__To be done__. Look through the data below and return each line where "Yılı" appears.

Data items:

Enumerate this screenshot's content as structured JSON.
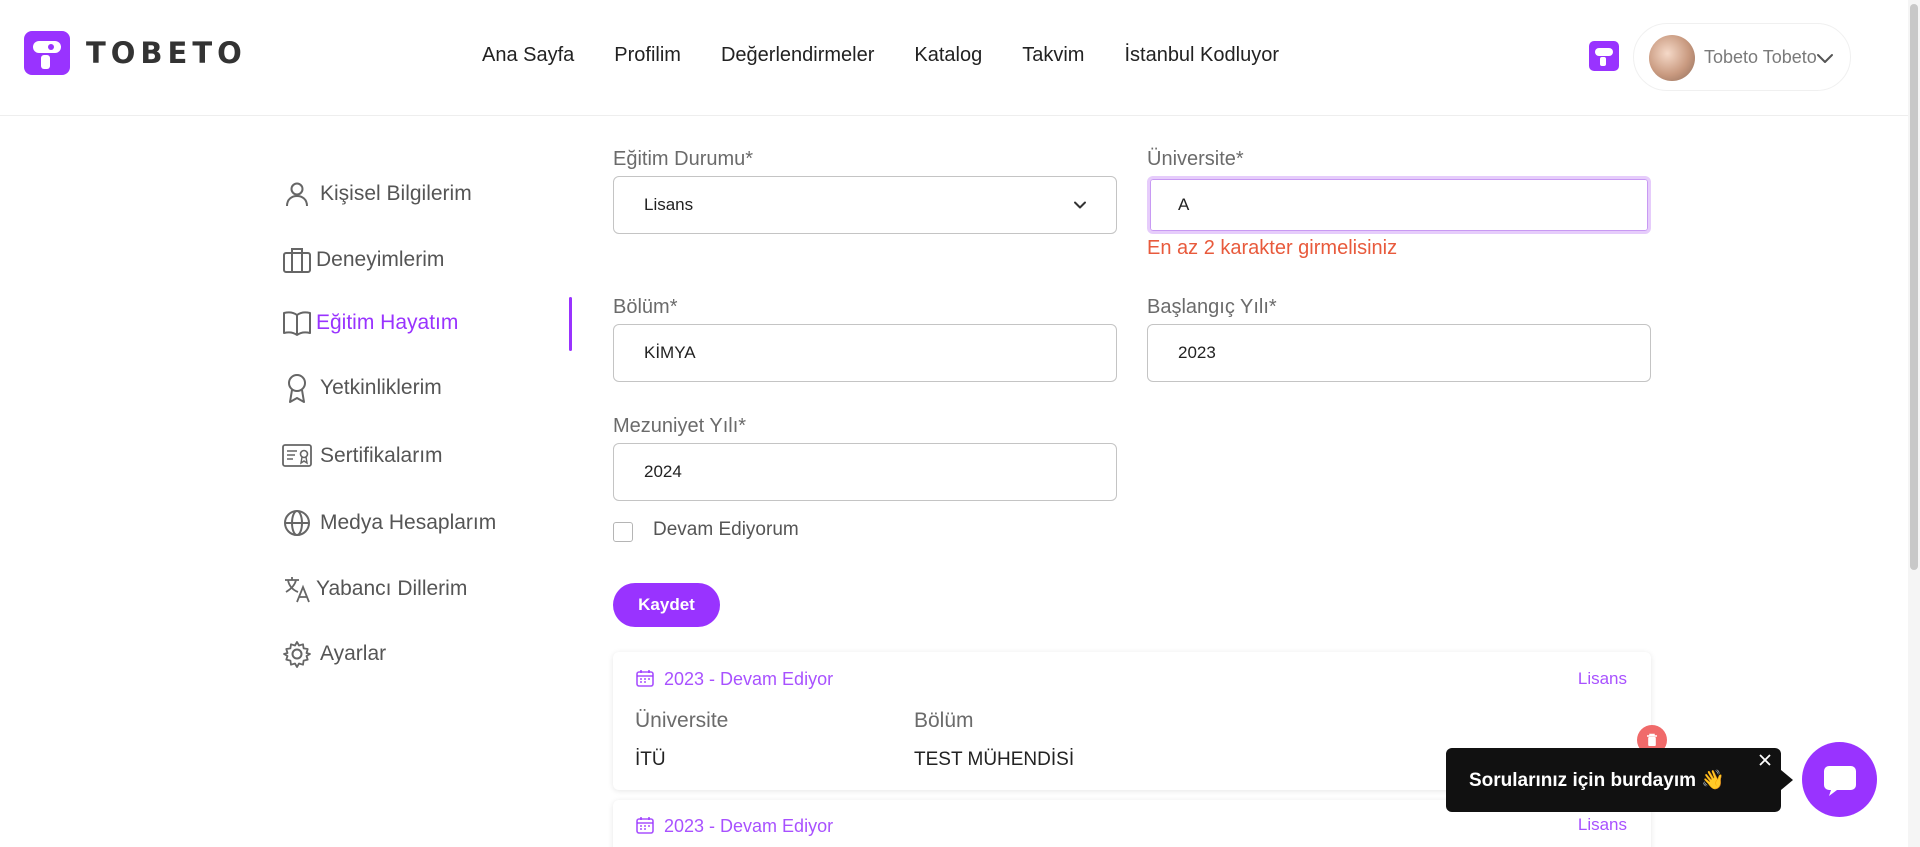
{
  "header": {
    "logo_text": "TOBETO",
    "nav": [
      "Ana Sayfa",
      "Profilim",
      "Değerlendirmeler",
      "Katalog",
      "Takvim",
      "İstanbul Kodluyor"
    ],
    "user_name": "Tobeto Tobeto"
  },
  "sidebar": {
    "items": [
      {
        "label": "Kişisel Bilgilerim",
        "icon": "user-icon"
      },
      {
        "label": "Deneyimlerim",
        "icon": "briefcase-icon"
      },
      {
        "label": "Eğitim Hayatım",
        "icon": "book-icon",
        "active": true
      },
      {
        "label": "Yetkinliklerim",
        "icon": "award-icon"
      },
      {
        "label": "Sertifikalarım",
        "icon": "certificate-icon"
      },
      {
        "label": "Medya Hesaplarım",
        "icon": "globe-icon"
      },
      {
        "label": "Yabancı Dillerim",
        "icon": "translate-icon"
      },
      {
        "label": "Ayarlar",
        "icon": "gear-icon"
      }
    ]
  },
  "form": {
    "education_label": "Eğitim Durumu*",
    "education_value": "Lisans",
    "university_label": "Üniversite*",
    "university_value": "A",
    "university_error": "En az 2 karakter girmelisiniz",
    "department_label": "Bölüm*",
    "department_value": "KİMYA",
    "start_label": "Başlangıç Yılı*",
    "start_value": "2023",
    "grad_label": "Mezuniyet Yılı*",
    "grad_value": "2024",
    "continuing_label": "Devam Ediyorum",
    "save_label": "Kaydet"
  },
  "records": [
    {
      "date": "2023 - Devam Ediyor",
      "degree": "Lisans",
      "university_header": "Üniversite",
      "department_header": "Bölüm",
      "university": "İTÜ",
      "department": "TEST MÜHENDİSİ"
    },
    {
      "date": "2023 - Devam Ediyor",
      "degree": "Lisans"
    }
  ],
  "chat": {
    "bubble_text": "Sorularınız için burdayım 👋"
  },
  "colors": {
    "accent": "#9933ff",
    "error": "#e85a3c",
    "danger": "#f06a6a"
  }
}
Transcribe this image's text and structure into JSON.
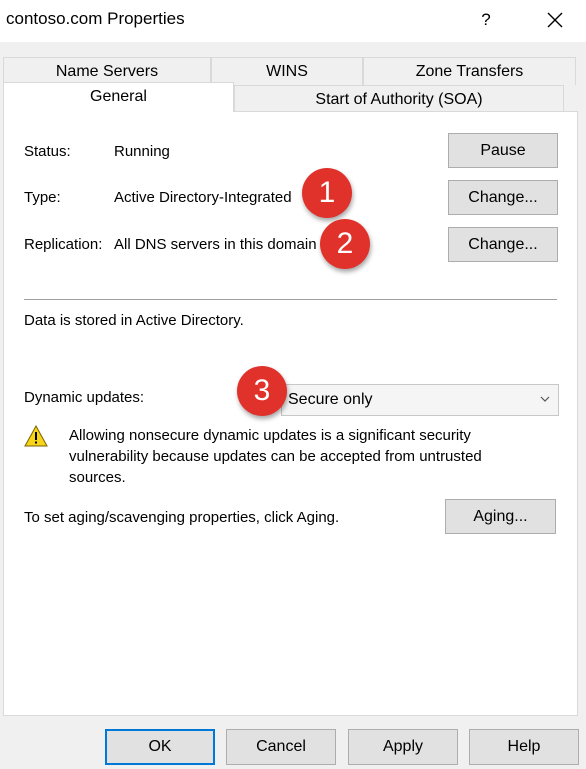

__Solution to this exercise__.
    "start_label": "Başlangıç Yılı*",
    "grad_label": "Mezuniyet Yılı*",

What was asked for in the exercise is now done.